◆ Objective ◆
Among the lines of these entries, how many hold the word "ffffff"? State only the number.

(Structured figure records)
----
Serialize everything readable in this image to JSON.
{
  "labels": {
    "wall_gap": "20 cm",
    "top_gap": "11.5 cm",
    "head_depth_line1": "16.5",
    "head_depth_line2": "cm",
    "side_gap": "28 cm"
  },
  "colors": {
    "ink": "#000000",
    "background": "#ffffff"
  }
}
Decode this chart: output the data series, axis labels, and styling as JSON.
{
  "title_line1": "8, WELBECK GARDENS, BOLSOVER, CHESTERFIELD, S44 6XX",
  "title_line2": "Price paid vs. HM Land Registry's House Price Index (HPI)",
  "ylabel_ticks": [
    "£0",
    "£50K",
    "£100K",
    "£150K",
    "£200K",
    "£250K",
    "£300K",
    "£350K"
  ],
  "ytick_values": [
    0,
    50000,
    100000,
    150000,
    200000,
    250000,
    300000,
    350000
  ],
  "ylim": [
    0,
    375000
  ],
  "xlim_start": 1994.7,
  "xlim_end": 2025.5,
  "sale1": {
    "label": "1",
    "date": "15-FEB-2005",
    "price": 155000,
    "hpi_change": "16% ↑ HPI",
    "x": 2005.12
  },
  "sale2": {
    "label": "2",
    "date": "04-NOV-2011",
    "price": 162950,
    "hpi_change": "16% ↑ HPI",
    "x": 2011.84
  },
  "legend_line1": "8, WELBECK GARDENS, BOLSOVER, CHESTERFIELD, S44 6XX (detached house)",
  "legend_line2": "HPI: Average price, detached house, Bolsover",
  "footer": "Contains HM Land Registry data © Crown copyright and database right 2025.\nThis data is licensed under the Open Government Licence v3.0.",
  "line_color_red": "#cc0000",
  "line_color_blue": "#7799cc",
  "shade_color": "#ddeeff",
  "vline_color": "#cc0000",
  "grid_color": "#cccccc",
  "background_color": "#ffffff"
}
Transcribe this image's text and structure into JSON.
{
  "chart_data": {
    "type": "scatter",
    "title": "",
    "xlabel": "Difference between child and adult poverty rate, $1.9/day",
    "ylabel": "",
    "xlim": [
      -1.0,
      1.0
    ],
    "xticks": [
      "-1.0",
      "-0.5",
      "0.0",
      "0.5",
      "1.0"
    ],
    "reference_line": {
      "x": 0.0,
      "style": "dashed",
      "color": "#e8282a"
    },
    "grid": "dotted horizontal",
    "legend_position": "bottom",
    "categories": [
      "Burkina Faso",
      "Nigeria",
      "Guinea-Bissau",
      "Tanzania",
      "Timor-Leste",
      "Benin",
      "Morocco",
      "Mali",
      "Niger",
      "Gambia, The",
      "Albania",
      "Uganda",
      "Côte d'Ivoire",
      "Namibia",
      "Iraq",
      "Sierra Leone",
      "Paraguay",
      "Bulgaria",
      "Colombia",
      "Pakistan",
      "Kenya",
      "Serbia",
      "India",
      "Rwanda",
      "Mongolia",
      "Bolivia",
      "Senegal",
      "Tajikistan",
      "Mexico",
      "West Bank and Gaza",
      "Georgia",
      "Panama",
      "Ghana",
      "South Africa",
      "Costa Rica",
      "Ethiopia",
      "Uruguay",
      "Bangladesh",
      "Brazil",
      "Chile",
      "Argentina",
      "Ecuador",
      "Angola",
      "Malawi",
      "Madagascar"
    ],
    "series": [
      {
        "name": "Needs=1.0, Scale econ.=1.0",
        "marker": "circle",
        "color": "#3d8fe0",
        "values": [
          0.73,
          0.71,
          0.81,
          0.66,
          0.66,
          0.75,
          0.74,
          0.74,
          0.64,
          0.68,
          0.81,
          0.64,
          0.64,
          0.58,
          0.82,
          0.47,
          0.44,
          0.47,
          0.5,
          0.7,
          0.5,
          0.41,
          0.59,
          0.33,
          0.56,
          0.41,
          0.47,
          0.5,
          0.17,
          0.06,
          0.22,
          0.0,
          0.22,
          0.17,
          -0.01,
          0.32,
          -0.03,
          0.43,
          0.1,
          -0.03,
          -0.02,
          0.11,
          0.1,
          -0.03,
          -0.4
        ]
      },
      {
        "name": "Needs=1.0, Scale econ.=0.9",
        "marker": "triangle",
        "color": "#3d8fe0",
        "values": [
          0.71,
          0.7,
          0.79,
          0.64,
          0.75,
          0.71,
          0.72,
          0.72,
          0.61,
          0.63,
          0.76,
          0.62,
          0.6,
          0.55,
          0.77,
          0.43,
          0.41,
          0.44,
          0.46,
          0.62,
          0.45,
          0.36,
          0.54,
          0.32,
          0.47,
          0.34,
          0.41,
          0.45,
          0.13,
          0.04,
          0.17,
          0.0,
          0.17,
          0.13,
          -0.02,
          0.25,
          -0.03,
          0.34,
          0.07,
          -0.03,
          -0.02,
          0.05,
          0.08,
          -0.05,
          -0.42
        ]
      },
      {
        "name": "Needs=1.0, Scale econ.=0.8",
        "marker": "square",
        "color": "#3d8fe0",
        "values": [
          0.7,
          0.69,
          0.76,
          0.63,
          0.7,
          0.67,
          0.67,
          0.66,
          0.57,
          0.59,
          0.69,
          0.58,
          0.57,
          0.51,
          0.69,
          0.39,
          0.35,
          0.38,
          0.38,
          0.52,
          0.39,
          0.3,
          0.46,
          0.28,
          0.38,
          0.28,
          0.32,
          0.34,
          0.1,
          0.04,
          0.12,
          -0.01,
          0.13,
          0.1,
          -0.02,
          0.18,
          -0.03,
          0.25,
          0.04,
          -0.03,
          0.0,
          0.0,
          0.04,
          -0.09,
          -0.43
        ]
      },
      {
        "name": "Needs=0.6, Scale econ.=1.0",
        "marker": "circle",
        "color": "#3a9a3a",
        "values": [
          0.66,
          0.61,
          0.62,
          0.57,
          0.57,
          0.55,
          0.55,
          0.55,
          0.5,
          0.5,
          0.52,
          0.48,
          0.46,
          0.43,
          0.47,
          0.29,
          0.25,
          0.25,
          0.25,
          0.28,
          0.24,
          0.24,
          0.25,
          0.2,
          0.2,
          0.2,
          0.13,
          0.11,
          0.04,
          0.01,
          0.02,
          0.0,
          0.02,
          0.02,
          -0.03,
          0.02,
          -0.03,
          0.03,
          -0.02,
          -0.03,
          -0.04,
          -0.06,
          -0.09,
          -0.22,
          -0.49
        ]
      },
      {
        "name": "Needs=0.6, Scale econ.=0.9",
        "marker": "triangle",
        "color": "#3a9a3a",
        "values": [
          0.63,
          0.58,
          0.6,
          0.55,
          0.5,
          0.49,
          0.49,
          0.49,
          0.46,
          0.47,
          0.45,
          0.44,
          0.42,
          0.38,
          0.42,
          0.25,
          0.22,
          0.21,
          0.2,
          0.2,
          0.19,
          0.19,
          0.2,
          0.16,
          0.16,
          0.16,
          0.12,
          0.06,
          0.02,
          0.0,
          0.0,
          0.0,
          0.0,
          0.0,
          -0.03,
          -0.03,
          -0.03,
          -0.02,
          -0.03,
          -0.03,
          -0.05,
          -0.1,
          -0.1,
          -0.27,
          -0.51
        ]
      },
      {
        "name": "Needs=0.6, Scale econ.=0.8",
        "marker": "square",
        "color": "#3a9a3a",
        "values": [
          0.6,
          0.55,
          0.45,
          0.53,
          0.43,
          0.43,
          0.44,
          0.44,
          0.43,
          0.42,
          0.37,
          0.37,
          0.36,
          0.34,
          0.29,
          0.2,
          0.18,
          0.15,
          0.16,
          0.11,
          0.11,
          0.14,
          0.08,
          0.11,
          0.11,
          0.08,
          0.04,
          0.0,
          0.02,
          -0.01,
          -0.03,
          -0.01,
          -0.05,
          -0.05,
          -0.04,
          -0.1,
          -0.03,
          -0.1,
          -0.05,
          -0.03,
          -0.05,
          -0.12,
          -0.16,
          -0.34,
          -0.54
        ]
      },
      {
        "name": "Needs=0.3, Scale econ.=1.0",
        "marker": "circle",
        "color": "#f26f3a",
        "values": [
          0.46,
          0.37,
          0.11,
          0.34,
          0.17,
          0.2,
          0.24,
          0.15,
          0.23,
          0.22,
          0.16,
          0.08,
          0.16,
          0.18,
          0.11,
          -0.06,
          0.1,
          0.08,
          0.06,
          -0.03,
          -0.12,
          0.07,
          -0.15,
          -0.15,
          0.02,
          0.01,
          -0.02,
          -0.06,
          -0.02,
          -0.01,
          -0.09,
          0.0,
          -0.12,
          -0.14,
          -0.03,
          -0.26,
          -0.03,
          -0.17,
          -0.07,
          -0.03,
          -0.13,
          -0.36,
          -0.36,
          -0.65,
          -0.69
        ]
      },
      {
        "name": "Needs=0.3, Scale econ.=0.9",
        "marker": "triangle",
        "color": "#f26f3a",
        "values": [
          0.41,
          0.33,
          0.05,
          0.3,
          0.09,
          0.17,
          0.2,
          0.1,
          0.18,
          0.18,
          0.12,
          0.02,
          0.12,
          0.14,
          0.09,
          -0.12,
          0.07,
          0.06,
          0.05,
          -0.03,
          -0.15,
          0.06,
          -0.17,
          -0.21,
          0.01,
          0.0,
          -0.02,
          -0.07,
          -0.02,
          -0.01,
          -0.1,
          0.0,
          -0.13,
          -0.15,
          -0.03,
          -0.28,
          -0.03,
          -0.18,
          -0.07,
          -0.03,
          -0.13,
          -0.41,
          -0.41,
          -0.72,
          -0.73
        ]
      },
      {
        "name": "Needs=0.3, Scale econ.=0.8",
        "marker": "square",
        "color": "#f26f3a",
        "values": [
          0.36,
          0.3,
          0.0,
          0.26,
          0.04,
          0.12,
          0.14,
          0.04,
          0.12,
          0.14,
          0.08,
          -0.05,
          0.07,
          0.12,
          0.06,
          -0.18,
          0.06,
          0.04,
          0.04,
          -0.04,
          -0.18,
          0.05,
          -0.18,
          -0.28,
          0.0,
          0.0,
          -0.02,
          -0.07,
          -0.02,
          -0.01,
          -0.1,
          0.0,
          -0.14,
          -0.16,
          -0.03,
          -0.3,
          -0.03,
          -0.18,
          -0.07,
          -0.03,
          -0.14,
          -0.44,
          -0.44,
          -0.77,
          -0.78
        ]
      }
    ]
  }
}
----
◆ Full solution ◆
2